- [Problem details] Every line of the data that contains the string "Engineering" must be copied.

** BEGIN Supplied records **

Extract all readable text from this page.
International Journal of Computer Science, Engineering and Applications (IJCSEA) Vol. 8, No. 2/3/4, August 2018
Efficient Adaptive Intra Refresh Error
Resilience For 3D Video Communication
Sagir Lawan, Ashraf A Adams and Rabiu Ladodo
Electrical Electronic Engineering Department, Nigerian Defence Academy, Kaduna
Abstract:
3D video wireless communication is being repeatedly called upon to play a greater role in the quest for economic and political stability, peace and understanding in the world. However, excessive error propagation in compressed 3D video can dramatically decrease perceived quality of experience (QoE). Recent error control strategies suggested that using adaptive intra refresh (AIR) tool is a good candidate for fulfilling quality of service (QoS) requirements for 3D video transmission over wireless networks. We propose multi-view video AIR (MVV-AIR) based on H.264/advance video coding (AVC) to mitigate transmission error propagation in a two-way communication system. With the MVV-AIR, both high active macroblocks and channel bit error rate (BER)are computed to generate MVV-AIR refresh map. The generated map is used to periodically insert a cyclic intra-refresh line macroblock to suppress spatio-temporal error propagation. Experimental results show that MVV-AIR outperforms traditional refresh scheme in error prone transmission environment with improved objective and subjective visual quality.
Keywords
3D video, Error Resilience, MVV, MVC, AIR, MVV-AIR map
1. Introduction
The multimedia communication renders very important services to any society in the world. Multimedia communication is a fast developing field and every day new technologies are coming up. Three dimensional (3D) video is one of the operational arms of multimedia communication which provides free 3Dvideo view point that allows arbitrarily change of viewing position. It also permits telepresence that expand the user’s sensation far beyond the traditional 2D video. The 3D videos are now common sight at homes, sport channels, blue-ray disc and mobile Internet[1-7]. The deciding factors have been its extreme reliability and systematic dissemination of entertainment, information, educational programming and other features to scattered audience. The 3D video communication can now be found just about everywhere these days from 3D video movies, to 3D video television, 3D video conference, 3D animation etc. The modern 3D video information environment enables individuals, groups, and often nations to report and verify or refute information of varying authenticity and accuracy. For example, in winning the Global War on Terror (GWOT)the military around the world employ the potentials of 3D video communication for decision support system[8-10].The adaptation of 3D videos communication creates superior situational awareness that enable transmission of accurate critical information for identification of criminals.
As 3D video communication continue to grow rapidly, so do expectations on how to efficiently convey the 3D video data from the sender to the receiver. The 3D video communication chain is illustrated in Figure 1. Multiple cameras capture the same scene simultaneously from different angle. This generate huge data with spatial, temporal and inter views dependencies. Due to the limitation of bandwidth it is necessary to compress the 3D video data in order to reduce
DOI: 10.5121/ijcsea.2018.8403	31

** END Supplied records **

- [Result of this task]
International Journal of Computer Science, Engineering and Applications (IJCSEA) Vol. 8, No. 2/3/4, August 2018
Electrical Electronic Engineering Department, Nigerian Defence Academy, Kaduna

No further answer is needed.